**TASK DIRECTIONS:** Output all of the entries exactly as written.
•••
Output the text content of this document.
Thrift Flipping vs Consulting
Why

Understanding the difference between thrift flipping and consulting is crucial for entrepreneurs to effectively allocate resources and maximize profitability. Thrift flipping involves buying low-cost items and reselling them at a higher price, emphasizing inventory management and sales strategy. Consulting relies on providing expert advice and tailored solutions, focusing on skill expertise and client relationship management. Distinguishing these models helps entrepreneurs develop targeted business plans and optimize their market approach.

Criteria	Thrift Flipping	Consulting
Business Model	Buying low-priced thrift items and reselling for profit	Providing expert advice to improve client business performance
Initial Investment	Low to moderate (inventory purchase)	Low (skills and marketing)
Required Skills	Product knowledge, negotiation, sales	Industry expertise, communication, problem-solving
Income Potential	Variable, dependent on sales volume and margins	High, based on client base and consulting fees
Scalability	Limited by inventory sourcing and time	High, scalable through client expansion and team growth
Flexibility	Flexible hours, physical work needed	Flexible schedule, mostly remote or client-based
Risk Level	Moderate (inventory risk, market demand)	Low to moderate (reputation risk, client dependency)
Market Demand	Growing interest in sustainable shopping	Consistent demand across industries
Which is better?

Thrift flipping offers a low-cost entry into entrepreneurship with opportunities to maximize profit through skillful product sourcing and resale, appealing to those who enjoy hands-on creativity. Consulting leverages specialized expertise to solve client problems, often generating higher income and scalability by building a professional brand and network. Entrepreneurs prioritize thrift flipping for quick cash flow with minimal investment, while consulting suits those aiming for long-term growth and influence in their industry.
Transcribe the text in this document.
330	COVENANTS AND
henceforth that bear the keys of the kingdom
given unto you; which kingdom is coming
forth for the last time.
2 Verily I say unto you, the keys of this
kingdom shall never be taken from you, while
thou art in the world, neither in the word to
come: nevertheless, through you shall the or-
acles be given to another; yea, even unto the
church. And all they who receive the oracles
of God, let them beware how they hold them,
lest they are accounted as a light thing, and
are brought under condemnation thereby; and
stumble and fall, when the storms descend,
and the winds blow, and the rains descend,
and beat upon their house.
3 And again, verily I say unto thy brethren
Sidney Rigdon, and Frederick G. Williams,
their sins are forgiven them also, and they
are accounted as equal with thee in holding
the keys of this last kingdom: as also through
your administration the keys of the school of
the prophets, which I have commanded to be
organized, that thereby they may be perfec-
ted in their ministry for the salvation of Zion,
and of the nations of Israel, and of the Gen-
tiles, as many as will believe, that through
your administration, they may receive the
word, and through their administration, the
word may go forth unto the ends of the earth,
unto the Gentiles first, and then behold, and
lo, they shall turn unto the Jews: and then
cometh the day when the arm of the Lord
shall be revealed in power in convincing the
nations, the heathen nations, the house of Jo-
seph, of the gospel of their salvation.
•••
**RESULT OF THIS EXERCISE:**
Output the text content of this document.
Thrift Flipping vs Consulting
Why

Understanding the difference between thrift flipping and consulting is crucial for entrepreneurs to effectively allocate resources and maximize profitability. Thrift flipping involves buying low-cost items and reselling them at a higher price, emphasizing inventory management and sales strategy. Consulting relies on providing expert advice and tailored solutions, focusing on skill expertise and client relationship management. Distinguishing these models helps entrepreneurs develop targeted business plans and optimize their market approach.

Criteria	Thrift Flipping	Consulting
Business Model	Buying low-priced thrift items and reselling for profit	Providing expert advice to improve client business performance
Initial Investment	Low to moderate (inventory purchase)	Low (skills and marketing)
Required Skills	Product knowledge, negotiation, sales	Industry expertise, communication, problem-solving
Income Potential	Variable, dependent on sales volume and margins	High, based on client base and consulting fees
Scalability	Limited by inventory sourcing and time	High, scalable through client expansion and team growth
Flexibility	Flexible hours, physical work needed	Flexible schedule, mostly remote or client-based
Risk Level	Moderate (inventory risk, market demand)	Low to moderate (reputation risk, client dependency)
Market Demand	Growing interest in sustainable shopping	Consistent demand across industries
Which is better?

Thrift flipping offers a low-cost entry into entrepreneurship with opportunities to maximize profit through skillful product sourcing and resale, appealing to those who enjoy hands-on creativity. Consulting leverages specialized expertise to solve client problems, often generating higher income and scalability by building a professional brand and network. Entrepreneurs prioritize thrift flipping for quick cash flow with minimal investment, while consulting suits those aiming for long-term growth and influence in their industry.
Transcribe the text in this document.
330	COVENANTS AND
henceforth that bear the keys of the kingdom
given unto you; which kingdom is coming
forth for the last time.
2 Verily I say unto you, the keys of this
kingdom shall never be taken from you, while
thou art in the world, neither in the word to
come: nevertheless, through you shall the or-
acles be given to another; yea, even unto the
church. And all they who receive the oracles
of God, let them beware how they hold them,
lest they are accounted as a light thing, and
are brought under condemnation thereby; and
stumble and fall, when the storms descend,
and the winds blow, and the rains descend,
and beat upon their house.
3 And again, verily I say unto thy brethren
Sidney Rigdon, and Frederick G. Williams,
their sins are forgiven them also, and they
are accounted as equal with thee in holding
the keys of this last kingdom: as also through
your administration the keys of the school of
the prophets, which I have commanded to be
organized, that thereby they may be perfec-
ted in their ministry for the salvation of Zion,
and of the nations of Israel, and of the Gen-
tiles, as many as will believe, that through
your administration, they may receive the
word, and through their administration, the
word may go forth unto the ends of the earth,
unto the Gentiles first, and then behold, and
lo, they shall turn unto the Jews: and then
cometh the day when the arm of the Lord
shall be revealed in power in convincing the
nations, the heathen nations, the house of Jo-
seph, of the gospel of their salvation.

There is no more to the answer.